## Begin Material provided
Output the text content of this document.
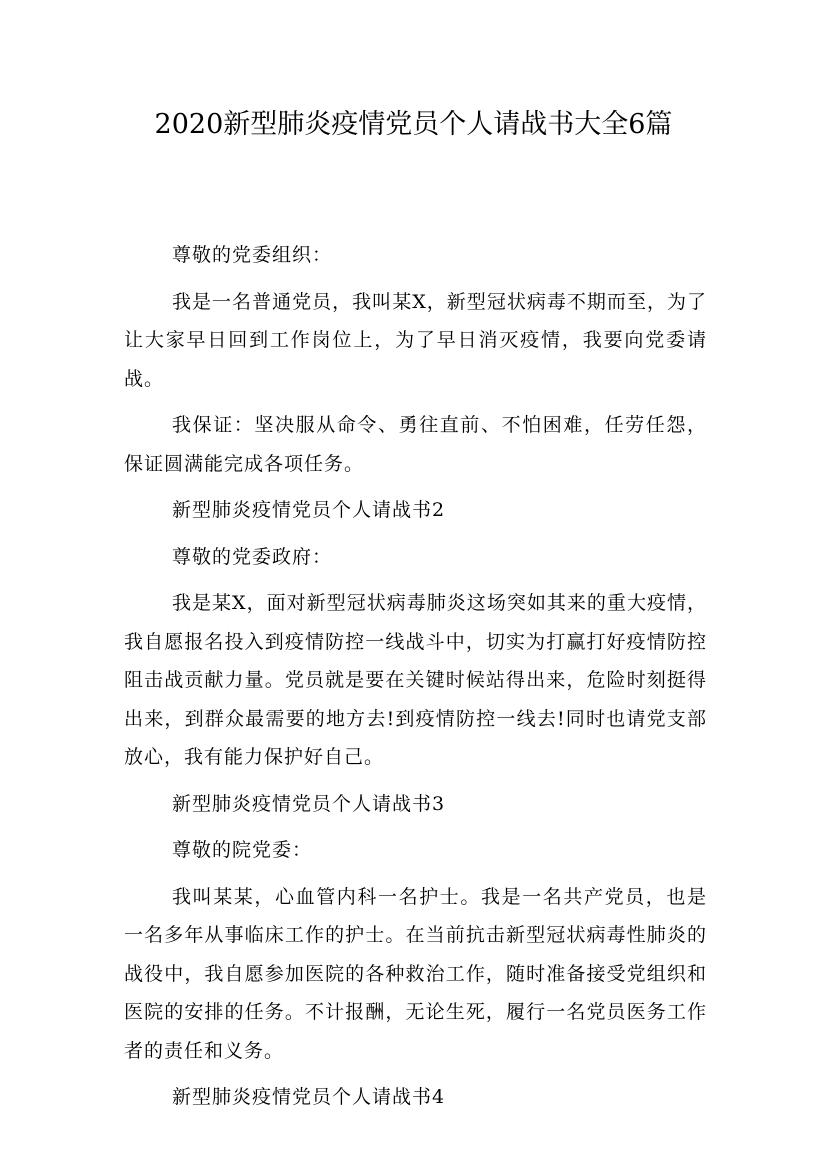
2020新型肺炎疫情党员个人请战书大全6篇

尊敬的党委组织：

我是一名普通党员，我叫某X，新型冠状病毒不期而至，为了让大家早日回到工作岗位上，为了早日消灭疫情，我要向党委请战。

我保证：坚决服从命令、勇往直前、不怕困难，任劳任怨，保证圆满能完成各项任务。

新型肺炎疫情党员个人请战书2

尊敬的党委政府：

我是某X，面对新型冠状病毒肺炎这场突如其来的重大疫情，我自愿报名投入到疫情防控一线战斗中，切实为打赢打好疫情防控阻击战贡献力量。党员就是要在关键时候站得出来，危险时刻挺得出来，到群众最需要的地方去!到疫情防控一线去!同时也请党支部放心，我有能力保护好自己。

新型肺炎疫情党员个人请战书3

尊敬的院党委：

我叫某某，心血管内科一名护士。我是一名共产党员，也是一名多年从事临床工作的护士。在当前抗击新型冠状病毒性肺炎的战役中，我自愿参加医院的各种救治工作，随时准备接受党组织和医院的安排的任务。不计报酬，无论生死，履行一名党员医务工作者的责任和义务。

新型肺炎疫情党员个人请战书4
## End Material provided
## Begin Material provided
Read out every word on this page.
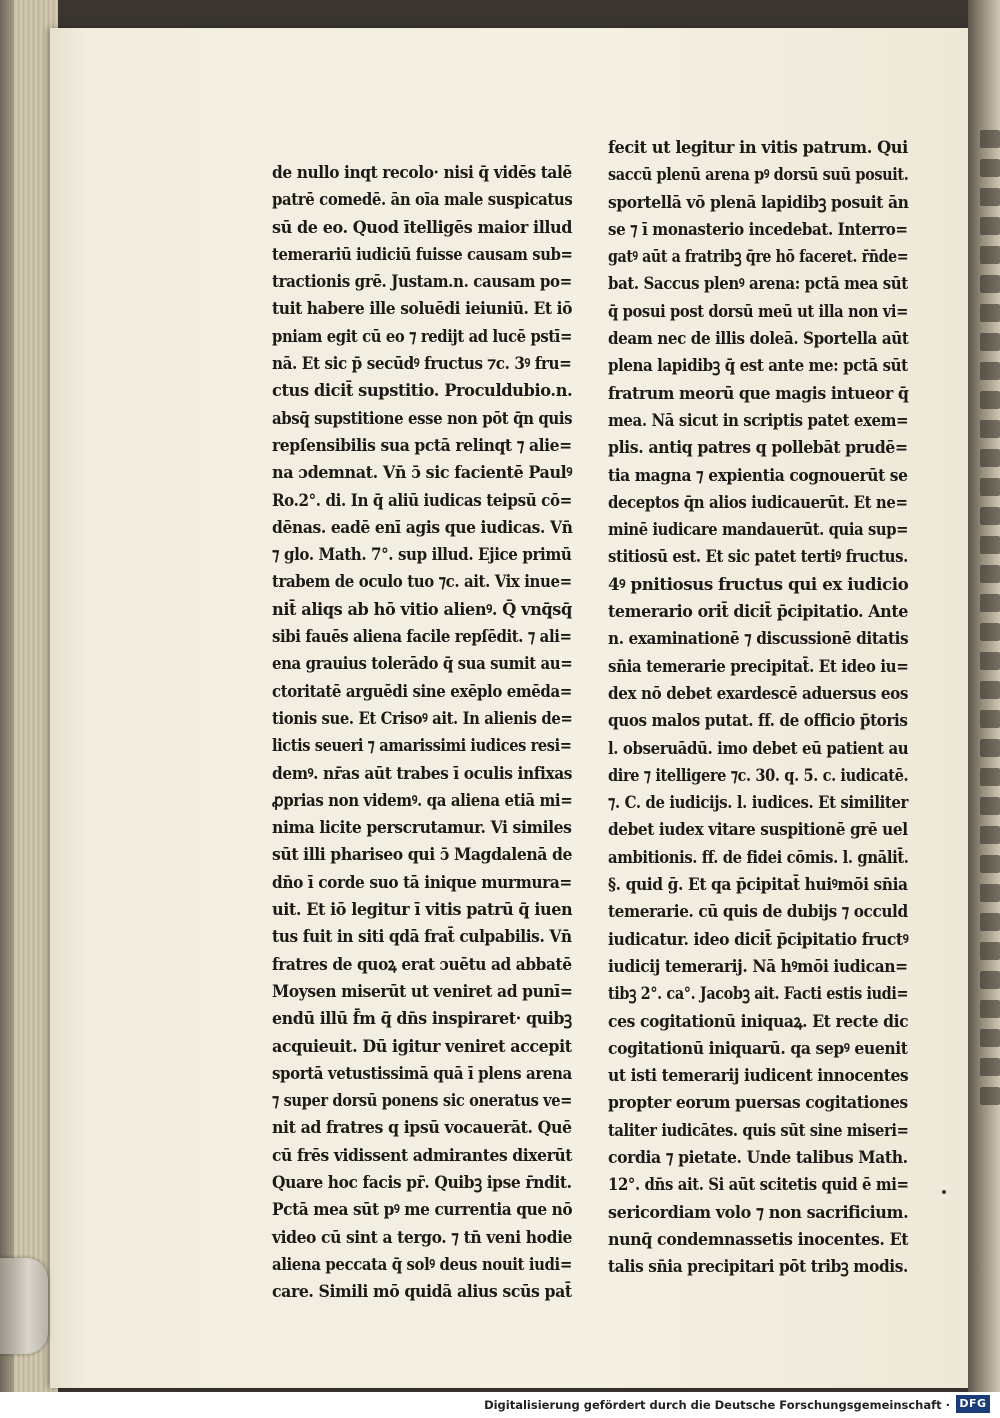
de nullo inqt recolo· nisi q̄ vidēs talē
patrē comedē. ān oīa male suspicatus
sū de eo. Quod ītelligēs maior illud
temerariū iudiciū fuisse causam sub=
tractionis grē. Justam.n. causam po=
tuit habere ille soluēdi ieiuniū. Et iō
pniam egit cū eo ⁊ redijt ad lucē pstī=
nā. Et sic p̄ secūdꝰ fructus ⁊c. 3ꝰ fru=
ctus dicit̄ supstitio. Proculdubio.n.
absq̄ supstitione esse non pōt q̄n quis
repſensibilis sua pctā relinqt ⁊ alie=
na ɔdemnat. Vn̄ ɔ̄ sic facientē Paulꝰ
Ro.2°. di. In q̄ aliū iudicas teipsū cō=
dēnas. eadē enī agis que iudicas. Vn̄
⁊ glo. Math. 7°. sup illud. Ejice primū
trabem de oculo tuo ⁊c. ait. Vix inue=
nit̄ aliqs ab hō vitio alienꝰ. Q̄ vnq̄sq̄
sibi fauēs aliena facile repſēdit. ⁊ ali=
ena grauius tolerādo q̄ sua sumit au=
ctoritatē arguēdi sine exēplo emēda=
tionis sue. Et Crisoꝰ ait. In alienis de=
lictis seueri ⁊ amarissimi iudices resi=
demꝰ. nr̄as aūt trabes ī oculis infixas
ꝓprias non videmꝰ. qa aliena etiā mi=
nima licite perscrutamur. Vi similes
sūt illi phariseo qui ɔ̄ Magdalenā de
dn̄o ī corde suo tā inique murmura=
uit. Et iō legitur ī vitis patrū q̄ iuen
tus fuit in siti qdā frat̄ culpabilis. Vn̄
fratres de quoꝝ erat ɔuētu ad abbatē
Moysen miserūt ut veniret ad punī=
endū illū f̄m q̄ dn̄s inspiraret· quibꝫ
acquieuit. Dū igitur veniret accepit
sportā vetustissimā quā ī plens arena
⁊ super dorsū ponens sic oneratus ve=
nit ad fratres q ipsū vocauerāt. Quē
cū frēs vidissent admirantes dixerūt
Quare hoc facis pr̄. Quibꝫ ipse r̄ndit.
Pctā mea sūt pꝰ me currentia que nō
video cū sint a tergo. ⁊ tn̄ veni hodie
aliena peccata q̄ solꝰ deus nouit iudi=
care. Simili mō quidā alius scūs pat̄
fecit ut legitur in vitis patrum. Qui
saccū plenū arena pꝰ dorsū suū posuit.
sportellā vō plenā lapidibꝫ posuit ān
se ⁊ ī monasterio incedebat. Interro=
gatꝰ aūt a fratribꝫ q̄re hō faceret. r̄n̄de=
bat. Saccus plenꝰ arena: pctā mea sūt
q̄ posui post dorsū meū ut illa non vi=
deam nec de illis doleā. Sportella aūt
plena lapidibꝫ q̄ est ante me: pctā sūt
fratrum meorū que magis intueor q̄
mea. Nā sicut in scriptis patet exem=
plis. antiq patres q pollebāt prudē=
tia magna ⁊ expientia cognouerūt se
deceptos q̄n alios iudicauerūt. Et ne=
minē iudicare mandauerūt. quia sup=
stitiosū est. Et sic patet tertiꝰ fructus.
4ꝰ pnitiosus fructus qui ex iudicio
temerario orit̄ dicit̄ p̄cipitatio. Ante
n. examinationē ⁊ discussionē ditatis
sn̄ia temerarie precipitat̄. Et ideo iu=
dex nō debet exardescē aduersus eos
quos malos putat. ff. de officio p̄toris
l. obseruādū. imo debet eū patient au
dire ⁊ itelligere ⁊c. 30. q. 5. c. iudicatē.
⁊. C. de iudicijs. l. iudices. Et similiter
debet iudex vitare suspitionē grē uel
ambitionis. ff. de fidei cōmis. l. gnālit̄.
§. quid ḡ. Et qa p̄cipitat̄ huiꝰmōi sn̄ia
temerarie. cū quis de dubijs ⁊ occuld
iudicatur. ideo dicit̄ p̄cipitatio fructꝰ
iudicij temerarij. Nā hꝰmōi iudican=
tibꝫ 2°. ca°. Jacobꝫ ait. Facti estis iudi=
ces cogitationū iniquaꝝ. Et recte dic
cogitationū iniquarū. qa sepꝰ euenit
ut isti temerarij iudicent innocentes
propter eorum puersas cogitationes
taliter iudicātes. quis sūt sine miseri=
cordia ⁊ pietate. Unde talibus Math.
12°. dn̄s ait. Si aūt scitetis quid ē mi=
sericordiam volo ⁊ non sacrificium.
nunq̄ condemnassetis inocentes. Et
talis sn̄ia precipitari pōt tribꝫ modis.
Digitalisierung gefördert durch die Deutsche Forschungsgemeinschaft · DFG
## End Material provided
Problem description:
Select from the material above each line in which the string "cogitationū" appears, and list those lines.

Result of the task:
ces cogitationū iniquaꝝ. Et recte dic
cogitationū iniquarū. qa sepꝰ euenit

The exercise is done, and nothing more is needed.